### DESCRIPTION OF THE TASK
Type out the complete listing below word for word, without its pictures.

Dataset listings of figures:
▬▬▬▬▬▬▬▬▬▬

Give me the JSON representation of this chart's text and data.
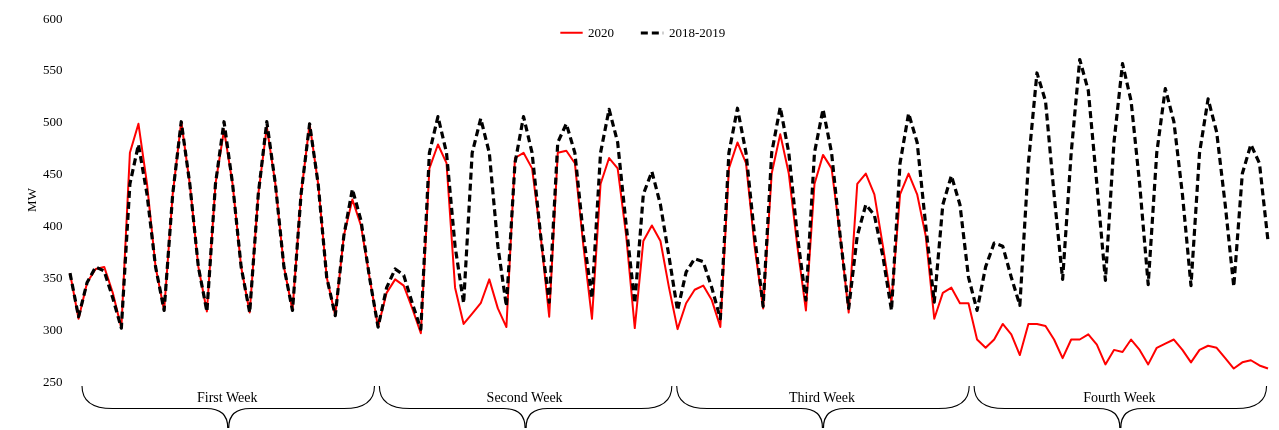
{
  "chart_data": {
    "type": "line",
    "ylabel": "MW",
    "categories": [
      null,
      null,
      null,
      null,
      null,
      null,
      null,
      null,
      null,
      null,
      null,
      null,
      null,
      null,
      null,
      null,
      null,
      null,
      null,
      null,
      null,
      null,
      null,
      null,
      null,
      null,
      null,
      null,
      null,
      null,
      null,
      null,
      null,
      null,
      null,
      null,
      null,
      null,
      null,
      null,
      null,
      null,
      null,
      null,
      null,
      null,
      null,
      null,
      null,
      null,
      null,
      null,
      null,
      null,
      null,
      null,
      null,
      null,
      null,
      null,
      null,
      null,
      null,
      null,
      null,
      null,
      null,
      null,
      null,
      null,
      null,
      null,
      null,
      null,
      null,
      null,
      null,
      null,
      null,
      null,
      null,
      null,
      null,
      null,
      null,
      null,
      null,
      null,
      null,
      null,
      null,
      null,
      null,
      null,
      null,
      null,
      null,
      null,
      null,
      null,
      null,
      null,
      null,
      null,
      null,
      null,
      null,
      null,
      null,
      null,
      null,
      null,
      null,
      null,
      null,
      null,
      null,
      null,
      null,
      null,
      null,
      null,
      null,
      null,
      null,
      null,
      null,
      null,
      null,
      null,
      null,
      null,
      null,
      null,
      null,
      null,
      null,
      null,
      null,
      null,
      null
    ],
    "ylim": [
      250,
      600
    ],
    "yticks": [
      250,
      300,
      350,
      400,
      450,
      500,
      550,
      600
    ],
    "legend": "top",
    "series": [
      {
        "name": "2020",
        "color": "#ff0000",
        "line_style": "solid",
        "values": [
          354,
          310,
          345,
          358,
          360,
          335,
          301,
          470,
          498,
          440,
          360,
          318,
          430,
          500,
          440,
          360,
          317,
          440,
          492,
          440,
          360,
          316,
          430,
          495,
          440,
          360,
          318,
          430,
          498,
          440,
          350,
          313,
          390,
          425,
          400,
          350,
          302,
          335,
          348,
          342,
          320,
          296,
          455,
          478,
          460,
          340,
          305,
          315,
          325,
          348,
          320,
          302,
          465,
          470,
          455,
          390,
          312,
          470,
          472,
          460,
          380,
          310,
          440,
          465,
          455,
          390,
          301,
          385,
          400,
          385,
          340,
          300,
          325,
          338,
          342,
          328,
          302,
          455,
          480,
          460,
          380,
          320,
          450,
          488,
          450,
          380,
          318,
          440,
          468,
          455,
          390,
          316,
          440,
          450,
          430,
          380,
          326,
          430,
          450,
          430,
          390,
          310,
          335,
          340,
          325,
          325,
          290,
          282,
          290,
          305,
          295,
          275,
          305,
          305,
          303,
          290,
          272,
          290,
          290,
          295,
          285,
          266,
          280,
          278,
          290,
          280,
          266,
          282,
          286,
          290,
          280,
          268,
          280,
          284,
          282,
          272,
          262,
          268,
          270,
          265,
          262
        ]
      },
      {
        "name": "2018-2019",
        "color": "#000000",
        "line_style": "dashed",
        "values": [
          354,
          312,
          345,
          360,
          356,
          330,
          301,
          440,
          478,
          430,
          360,
          318,
          430,
          500,
          440,
          360,
          317,
          440,
          500,
          440,
          360,
          316,
          430,
          500,
          440,
          360,
          318,
          430,
          498,
          440,
          350,
          313,
          390,
          435,
          405,
          350,
          302,
          340,
          358,
          352,
          325,
          300,
          470,
          505,
          470,
          380,
          325,
          470,
          503,
          470,
          380,
          322,
          460,
          505,
          470,
          390,
          326,
          480,
          498,
          470,
          390,
          330,
          470,
          512,
          480,
          400,
          325,
          430,
          452,
          420,
          370,
          318,
          355,
          368,
          365,
          340,
          310,
          470,
          513,
          470,
          390,
          322,
          470,
          514,
          470,
          390,
          328,
          470,
          512,
          470,
          390,
          320,
          390,
          420,
          410,
          370,
          318,
          460,
          508,
          480,
          400,
          326,
          420,
          448,
          420,
          350,
          318,
          360,
          383,
          380,
          350,
          323,
          460,
          547,
          520,
          430,
          348,
          470,
          560,
          530,
          440,
          347,
          480,
          556,
          520,
          440,
          343,
          470,
          532,
          500,
          430,
          342,
          470,
          522,
          490,
          420,
          341,
          450,
          478,
          460,
          385
        ]
      }
    ],
    "annotations": [
      "First Week",
      "Second Week",
      "Third Week",
      "Fourth Week"
    ]
  }
}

▬▬▬▬▬▬▬▬▬▬

### IN RESPONSE
Give me the JSON representation of this chart's text and data.
{
  "chart_data": {
    "type": "line",
    "ylabel": "MW",
    "categories": [
      null,
      null,
      null,
      null,
      null,
      null,
      null,
      null,
      null,
      null,
      null,
      null,
      null,
      null,
      null,
      null,
      null,
      null,
      null,
      null,
      null,
      null,
      null,
      null,
      null,
      null,
      null,
      null,
      null,
      null,
      null,
      null,
      null,
      null,
      null,
      null,
      null,
      null,
      null,
      null,
      null,
      null,
      null,
      null,
      null,
      null,
      null,
      null,
      null,
      null,
      null,
      null,
      null,
      null,
      null,
      null,
      null,
      null,
      null,
      null,
      null,
      null,
      null,
      null,
      null,
      null,
      null,
      null,
      null,
      null,
      null,
      null,
      null,
      null,
      null,
      null,
      null,
      null,
      null,
      null,
      null,
      null,
      null,
      null,
      null,
      null,
      null,
      null,
      null,
      null,
      null,
      null,
      null,
      null,
      null,
      null,
      null,
      null,
      null,
      null,
      null,
      null,
      null,
      null,
      null,
      null,
      null,
      null,
      null,
      null,
      null,
      null,
      null,
      null,
      null,
      null,
      null,
      null,
      null,
      null,
      null,
      null,
      null,
      null,
      null,
      null,
      null,
      null,
      null,
      null,
      null,
      null,
      null,
      null,
      null,
      null,
      null,
      null,
      null,
      null,
      null
    ],
    "ylim": [
      250,
      600
    ],
    "yticks": [
      250,
      300,
      350,
      400,
      450,
      500,
      550,
      600
    ],
    "legend": "top",
    "series": [
      {
        "name": "2020",
        "color": "#ff0000",
        "line_style": "solid",
        "values": [
          354,
          310,
          345,
          358,
          360,
          335,
          301,
          470,
          498,
          440,
          360,
          318,
          430,
          500,
          440,
          360,
          317,
          440,
          492,
          440,
          360,
          316,
          430,
          495,
          440,
          360,
          318,
          430,
          498,
          440,
          350,
          313,
          390,
          425,
          400,
          350,
          302,
          335,
          348,
          342,
          320,
          296,
          455,
          478,
          460,
          340,
          305,
          315,
          325,
          348,
          320,
          302,
          465,
          470,
          455,
          390,
          312,
          470,
          472,
          460,
          380,
          310,
          440,
          465,
          455,
          390,
          301,
          385,
          400,
          385,
          340,
          300,
          325,
          338,
          342,
          328,
          302,
          455,
          480,
          460,
          380,
          320,
          450,
          488,
          450,
          380,
          318,
          440,
          468,
          455,
          390,
          316,
          440,
          450,
          430,
          380,
          326,
          430,
          450,
          430,
          390,
          310,
          335,
          340,
          325,
          325,
          290,
          282,
          290,
          305,
          295,
          275,
          305,
          305,
          303,
          290,
          272,
          290,
          290,
          295,
          285,
          266,
          280,
          278,
          290,
          280,
          266,
          282,
          286,
          290,
          280,
          268,
          280,
          284,
          282,
          272,
          262,
          268,
          270,
          265,
          262
        ]
      },
      {
        "name": "2018-2019",
        "color": "#000000",
        "line_style": "dashed",
        "values": [
          354,
          312,
          345,
          360,
          356,
          330,
          301,
          440,
          478,
          430,
          360,
          318,
          430,
          500,
          440,
          360,
          317,
          440,
          500,
          440,
          360,
          316,
          430,
          500,
          440,
          360,
          318,
          430,
          498,
          440,
          350,
          313,
          390,
          435,
          405,
          350,
          302,
          340,
          358,
          352,
          325,
          300,
          470,
          505,
          470,
          380,
          325,
          470,
          503,
          470,
          380,
          322,
          460,
          505,
          470,
          390,
          326,
          480,
          498,
          470,
          390,
          330,
          470,
          512,
          480,
          400,
          325,
          430,
          452,
          420,
          370,
          318,
          355,
          368,
          365,
          340,
          310,
          470,
          513,
          470,
          390,
          322,
          470,
          514,
          470,
          390,
          328,
          470,
          512,
          470,
          390,
          320,
          390,
          420,
          410,
          370,
          318,
          460,
          508,
          480,
          400,
          326,
          420,
          448,
          420,
          350,
          318,
          360,
          383,
          380,
          350,
          323,
          460,
          547,
          520,
          430,
          348,
          470,
          560,
          530,
          440,
          347,
          480,
          556,
          520,
          440,
          343,
          470,
          532,
          500,
          430,
          342,
          470,
          522,
          490,
          420,
          341,
          450,
          478,
          460,
          385
        ]
      }
    ],
    "annotations": [
      "First Week",
      "Second Week",
      "Third Week",
      "Fourth Week"
    ]
  }
}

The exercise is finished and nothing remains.